■ Problem details ■
Copy out each line of the data holding "screenshot".

— START OF Listing —

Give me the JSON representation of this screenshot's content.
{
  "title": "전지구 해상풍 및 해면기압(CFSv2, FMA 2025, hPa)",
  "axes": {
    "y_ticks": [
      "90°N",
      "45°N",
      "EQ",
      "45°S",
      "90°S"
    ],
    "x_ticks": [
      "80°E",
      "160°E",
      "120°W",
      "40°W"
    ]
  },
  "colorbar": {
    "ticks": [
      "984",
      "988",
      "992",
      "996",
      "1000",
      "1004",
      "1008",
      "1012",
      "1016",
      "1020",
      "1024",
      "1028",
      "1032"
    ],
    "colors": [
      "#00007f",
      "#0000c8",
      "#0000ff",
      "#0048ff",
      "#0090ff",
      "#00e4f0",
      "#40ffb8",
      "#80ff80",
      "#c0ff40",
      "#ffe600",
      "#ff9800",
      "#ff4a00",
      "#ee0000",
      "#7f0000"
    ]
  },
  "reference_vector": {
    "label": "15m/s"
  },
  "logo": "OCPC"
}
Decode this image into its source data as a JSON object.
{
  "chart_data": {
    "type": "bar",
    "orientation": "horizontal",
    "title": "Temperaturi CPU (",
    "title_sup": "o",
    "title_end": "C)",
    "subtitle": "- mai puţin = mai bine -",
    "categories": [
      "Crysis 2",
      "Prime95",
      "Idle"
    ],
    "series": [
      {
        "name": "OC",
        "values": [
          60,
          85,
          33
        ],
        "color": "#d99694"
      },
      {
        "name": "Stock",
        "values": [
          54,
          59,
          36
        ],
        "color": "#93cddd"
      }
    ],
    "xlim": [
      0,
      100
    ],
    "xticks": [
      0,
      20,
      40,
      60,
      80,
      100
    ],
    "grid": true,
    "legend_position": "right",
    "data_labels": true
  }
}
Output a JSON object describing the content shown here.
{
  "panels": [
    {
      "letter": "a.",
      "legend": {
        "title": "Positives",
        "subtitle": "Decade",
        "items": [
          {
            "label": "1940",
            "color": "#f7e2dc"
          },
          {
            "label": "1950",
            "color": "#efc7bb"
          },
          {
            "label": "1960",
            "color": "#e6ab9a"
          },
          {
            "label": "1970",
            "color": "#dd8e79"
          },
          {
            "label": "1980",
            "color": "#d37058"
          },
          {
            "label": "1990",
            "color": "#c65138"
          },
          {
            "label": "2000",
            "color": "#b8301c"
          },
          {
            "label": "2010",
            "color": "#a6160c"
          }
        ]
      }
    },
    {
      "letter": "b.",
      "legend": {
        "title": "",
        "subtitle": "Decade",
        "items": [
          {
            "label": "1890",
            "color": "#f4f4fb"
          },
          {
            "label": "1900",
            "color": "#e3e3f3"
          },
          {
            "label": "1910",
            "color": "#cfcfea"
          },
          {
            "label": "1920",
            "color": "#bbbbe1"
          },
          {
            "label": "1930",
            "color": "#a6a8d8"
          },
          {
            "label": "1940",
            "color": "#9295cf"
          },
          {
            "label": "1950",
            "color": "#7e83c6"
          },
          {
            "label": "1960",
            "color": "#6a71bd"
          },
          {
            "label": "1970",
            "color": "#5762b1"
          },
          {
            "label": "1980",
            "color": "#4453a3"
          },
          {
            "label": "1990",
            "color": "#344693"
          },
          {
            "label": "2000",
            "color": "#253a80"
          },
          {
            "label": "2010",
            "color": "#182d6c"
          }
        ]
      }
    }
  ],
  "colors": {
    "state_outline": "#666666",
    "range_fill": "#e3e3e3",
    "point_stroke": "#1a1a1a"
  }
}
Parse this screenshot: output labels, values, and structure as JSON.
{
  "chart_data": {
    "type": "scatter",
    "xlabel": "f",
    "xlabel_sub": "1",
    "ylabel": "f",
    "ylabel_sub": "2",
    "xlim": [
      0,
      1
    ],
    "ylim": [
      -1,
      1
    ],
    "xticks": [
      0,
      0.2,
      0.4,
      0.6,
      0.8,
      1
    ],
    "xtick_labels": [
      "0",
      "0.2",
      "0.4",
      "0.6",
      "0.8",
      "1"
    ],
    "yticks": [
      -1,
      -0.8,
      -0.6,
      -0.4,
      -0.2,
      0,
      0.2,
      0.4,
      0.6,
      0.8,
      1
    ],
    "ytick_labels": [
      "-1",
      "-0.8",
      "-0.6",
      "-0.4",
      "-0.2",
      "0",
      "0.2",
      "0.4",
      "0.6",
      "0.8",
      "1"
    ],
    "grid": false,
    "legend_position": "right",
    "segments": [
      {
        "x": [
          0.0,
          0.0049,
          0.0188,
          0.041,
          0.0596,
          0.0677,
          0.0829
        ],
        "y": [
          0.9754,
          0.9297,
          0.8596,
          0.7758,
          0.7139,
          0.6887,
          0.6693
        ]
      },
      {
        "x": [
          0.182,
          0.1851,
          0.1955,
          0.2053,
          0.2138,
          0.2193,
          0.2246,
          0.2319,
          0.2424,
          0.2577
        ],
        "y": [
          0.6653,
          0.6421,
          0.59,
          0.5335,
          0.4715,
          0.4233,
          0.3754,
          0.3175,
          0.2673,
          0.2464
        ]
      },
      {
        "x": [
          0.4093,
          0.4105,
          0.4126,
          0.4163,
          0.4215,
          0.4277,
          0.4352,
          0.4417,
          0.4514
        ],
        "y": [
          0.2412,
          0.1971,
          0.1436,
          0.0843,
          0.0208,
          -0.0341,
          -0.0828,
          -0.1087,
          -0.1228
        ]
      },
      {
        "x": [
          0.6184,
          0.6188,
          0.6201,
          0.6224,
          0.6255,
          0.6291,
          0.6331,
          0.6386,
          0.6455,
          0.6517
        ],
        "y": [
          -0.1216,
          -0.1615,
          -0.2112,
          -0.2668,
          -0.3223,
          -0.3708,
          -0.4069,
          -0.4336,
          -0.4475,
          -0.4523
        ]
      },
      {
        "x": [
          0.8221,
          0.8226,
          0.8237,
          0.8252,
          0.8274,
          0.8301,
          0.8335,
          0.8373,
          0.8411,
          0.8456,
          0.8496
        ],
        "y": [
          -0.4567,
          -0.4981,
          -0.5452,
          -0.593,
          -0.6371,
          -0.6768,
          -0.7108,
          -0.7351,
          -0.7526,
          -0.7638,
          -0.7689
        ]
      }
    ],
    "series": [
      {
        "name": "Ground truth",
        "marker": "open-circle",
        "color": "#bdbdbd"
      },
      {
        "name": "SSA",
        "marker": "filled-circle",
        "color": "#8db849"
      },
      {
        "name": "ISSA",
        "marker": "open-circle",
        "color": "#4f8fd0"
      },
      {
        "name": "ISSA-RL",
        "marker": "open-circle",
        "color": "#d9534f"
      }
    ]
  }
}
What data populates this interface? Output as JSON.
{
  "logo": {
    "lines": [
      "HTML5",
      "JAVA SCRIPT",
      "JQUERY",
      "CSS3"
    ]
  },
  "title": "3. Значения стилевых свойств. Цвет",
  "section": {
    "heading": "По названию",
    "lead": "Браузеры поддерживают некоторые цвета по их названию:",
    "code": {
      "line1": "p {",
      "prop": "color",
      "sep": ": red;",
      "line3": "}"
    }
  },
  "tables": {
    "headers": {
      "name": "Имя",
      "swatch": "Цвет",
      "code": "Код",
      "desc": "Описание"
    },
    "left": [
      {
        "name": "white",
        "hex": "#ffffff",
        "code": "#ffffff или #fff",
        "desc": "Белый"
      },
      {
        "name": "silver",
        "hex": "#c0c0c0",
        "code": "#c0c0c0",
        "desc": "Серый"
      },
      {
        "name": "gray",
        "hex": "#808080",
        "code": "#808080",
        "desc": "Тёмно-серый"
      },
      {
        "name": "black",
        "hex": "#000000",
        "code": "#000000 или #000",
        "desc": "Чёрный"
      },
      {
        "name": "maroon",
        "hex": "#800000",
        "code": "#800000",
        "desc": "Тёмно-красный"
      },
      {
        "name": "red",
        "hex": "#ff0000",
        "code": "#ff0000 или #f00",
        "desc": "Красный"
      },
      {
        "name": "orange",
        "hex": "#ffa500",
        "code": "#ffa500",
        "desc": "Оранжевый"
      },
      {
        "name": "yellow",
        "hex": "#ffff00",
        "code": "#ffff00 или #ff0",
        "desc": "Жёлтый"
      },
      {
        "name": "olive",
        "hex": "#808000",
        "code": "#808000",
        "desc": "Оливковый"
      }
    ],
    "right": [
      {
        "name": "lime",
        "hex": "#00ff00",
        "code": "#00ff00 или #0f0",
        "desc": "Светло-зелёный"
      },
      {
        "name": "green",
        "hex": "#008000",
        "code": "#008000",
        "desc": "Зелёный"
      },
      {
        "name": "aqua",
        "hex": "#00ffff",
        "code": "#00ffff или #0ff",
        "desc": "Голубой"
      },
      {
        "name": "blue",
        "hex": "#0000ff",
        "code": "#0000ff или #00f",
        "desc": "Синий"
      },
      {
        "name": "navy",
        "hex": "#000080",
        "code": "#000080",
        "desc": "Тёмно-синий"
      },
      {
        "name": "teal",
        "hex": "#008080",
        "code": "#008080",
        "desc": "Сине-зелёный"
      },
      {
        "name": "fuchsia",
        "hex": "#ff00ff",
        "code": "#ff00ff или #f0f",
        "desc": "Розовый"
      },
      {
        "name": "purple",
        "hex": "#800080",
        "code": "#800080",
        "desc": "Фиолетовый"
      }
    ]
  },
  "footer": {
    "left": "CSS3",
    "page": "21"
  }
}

— END OF Listing —

■ Answer ■
Give me the JSON representation of this screenshot's content.
Parse this screenshot: output labels, values, and structure as JSON.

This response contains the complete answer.